What is the count of lines in the listing below that hold the string "removal"? Reply with that number alone.

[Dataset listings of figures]
((
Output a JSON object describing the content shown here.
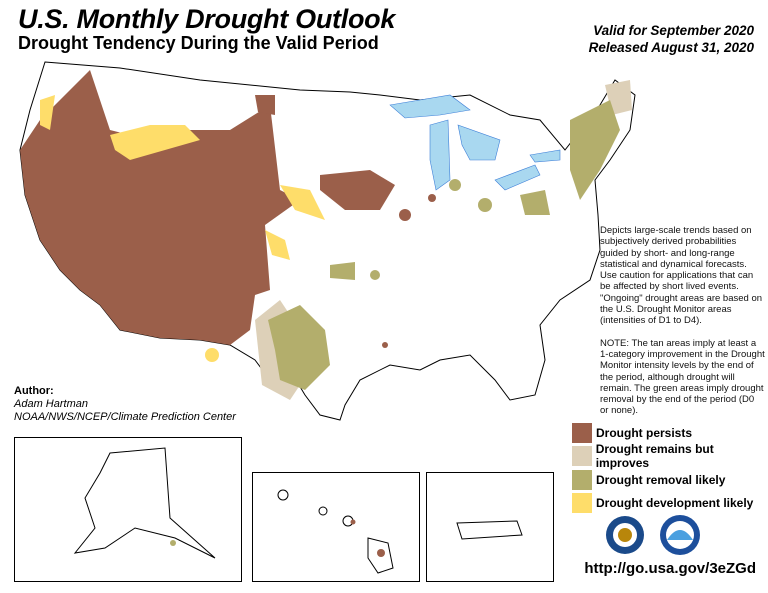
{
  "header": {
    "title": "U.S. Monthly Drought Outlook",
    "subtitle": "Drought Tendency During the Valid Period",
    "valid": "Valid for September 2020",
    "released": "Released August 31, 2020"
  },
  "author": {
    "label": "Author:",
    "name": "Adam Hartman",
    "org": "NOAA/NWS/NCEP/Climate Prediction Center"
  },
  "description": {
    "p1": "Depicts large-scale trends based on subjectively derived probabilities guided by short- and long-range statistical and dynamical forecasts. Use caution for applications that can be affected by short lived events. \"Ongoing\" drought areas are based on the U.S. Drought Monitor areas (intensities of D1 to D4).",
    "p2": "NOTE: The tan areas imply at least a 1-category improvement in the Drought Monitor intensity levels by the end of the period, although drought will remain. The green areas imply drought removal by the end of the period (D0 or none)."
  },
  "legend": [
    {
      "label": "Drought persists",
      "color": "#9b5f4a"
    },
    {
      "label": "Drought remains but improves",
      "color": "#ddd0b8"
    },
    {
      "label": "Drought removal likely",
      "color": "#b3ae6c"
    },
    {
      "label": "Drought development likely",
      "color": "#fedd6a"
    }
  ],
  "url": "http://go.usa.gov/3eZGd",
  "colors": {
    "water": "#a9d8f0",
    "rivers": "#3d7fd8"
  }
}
))
EXERCISE OUTPUT: 2